== Data supplied ==
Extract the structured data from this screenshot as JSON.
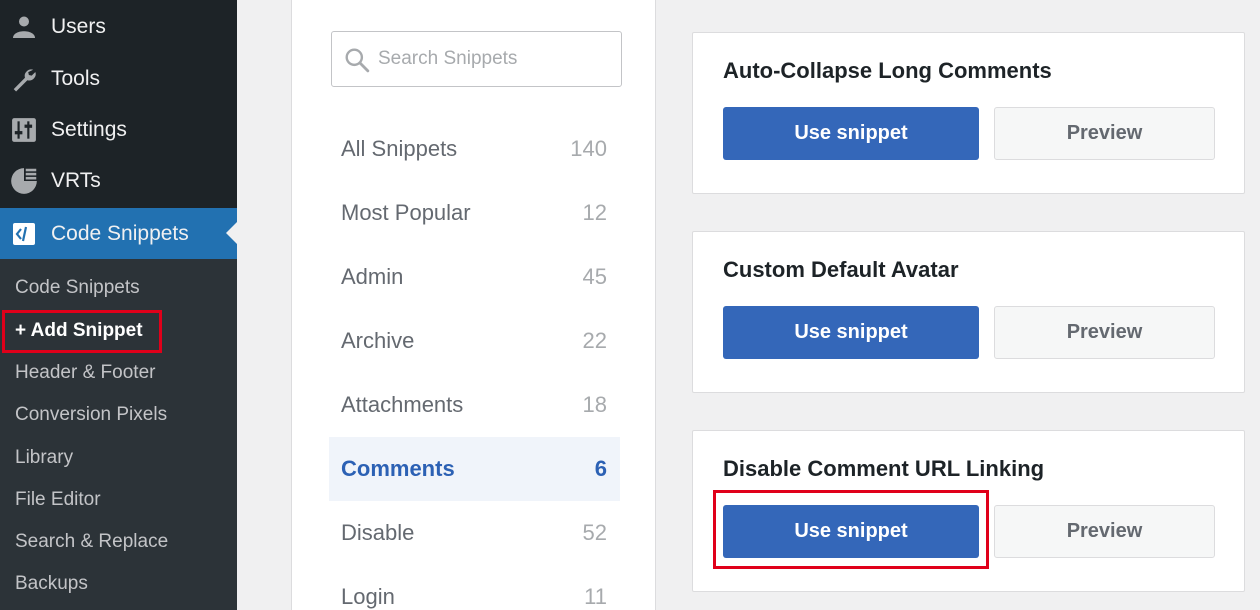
{
  "sidebar": {
    "menu": [
      {
        "label": "Users",
        "icon": "user-icon"
      },
      {
        "label": "Tools",
        "icon": "wrench-icon"
      },
      {
        "label": "Settings",
        "icon": "settings-sliders-icon"
      },
      {
        "label": "VRTs",
        "icon": "pie-chart-icon"
      },
      {
        "label": "Code Snippets",
        "icon": "code-snippets-icon"
      }
    ],
    "submenu": [
      {
        "label": "Code Snippets"
      },
      {
        "label": "+ Add Snippet"
      },
      {
        "label": "Header & Footer"
      },
      {
        "label": "Conversion Pixels"
      },
      {
        "label": "Library"
      },
      {
        "label": "File Editor"
      },
      {
        "label": "Search & Replace"
      },
      {
        "label": "Backups"
      }
    ]
  },
  "library": {
    "search_placeholder": "Search Snippets",
    "categories": [
      {
        "name": "All Snippets",
        "count": "140"
      },
      {
        "name": "Most Popular",
        "count": "12"
      },
      {
        "name": "Admin",
        "count": "45"
      },
      {
        "name": "Archive",
        "count": "22"
      },
      {
        "name": "Attachments",
        "count": "18"
      },
      {
        "name": "Comments",
        "count": "6"
      },
      {
        "name": "Disable",
        "count": "52"
      },
      {
        "name": "Login",
        "count": "11"
      }
    ]
  },
  "snippets": [
    {
      "title": "Auto-Collapse Long Comments",
      "use_label": "Use snippet",
      "preview_label": "Preview"
    },
    {
      "title": "Custom Default Avatar",
      "use_label": "Use snippet",
      "preview_label": "Preview"
    },
    {
      "title": "Disable Comment URL Linking",
      "use_label": "Use snippet",
      "preview_label": "Preview"
    }
  ],
  "colors": {
    "sidebar_bg": "#1d2327",
    "active_menu": "#2271b1",
    "primary_button": "#3467b9",
    "highlight": "#e0001a"
  }
}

== Objective ==
Word for word, quote the lines above. Omit the pictures.

== Solution below ==
Extract the structured data from this screenshot as JSON.
{
  "sidebar": {
    "menu": [
      {
        "label": "Users",
        "icon": "user-icon"
      },
      {
        "label": "Tools",
        "icon": "wrench-icon"
      },
      {
        "label": "Settings",
        "icon": "settings-sliders-icon"
      },
      {
        "label": "VRTs",
        "icon": "pie-chart-icon"
      },
      {
        "label": "Code Snippets",
        "icon": "code-snippets-icon"
      }
    ],
    "submenu": [
      {
        "label": "Code Snippets"
      },
      {
        "label": "+ Add Snippet"
      },
      {
        "label": "Header & Footer"
      },
      {
        "label": "Conversion Pixels"
      },
      {
        "label": "Library"
      },
      {
        "label": "File Editor"
      },
      {
        "label": "Search & Replace"
      },
      {
        "label": "Backups"
      }
    ]
  },
  "library": {
    "search_placeholder": "Search Snippets",
    "categories": [
      {
        "name": "All Snippets",
        "count": "140"
      },
      {
        "name": "Most Popular",
        "count": "12"
      },
      {
        "name": "Admin",
        "count": "45"
      },
      {
        "name": "Archive",
        "count": "22"
      },
      {
        "name": "Attachments",
        "count": "18"
      },
      {
        "name": "Comments",
        "count": "6"
      },
      {
        "name": "Disable",
        "count": "52"
      },
      {
        "name": "Login",
        "count": "11"
      }
    ]
  },
  "snippets": [
    {
      "title": "Auto-Collapse Long Comments",
      "use_label": "Use snippet",
      "preview_label": "Preview"
    },
    {
      "title": "Custom Default Avatar",
      "use_label": "Use snippet",
      "preview_label": "Preview"
    },
    {
      "title": "Disable Comment URL Linking",
      "use_label": "Use snippet",
      "preview_label": "Preview"
    }
  ],
  "colors": {
    "sidebar_bg": "#1d2327",
    "active_menu": "#2271b1",
    "primary_button": "#3467b9",
    "highlight": "#e0001a"
  }
}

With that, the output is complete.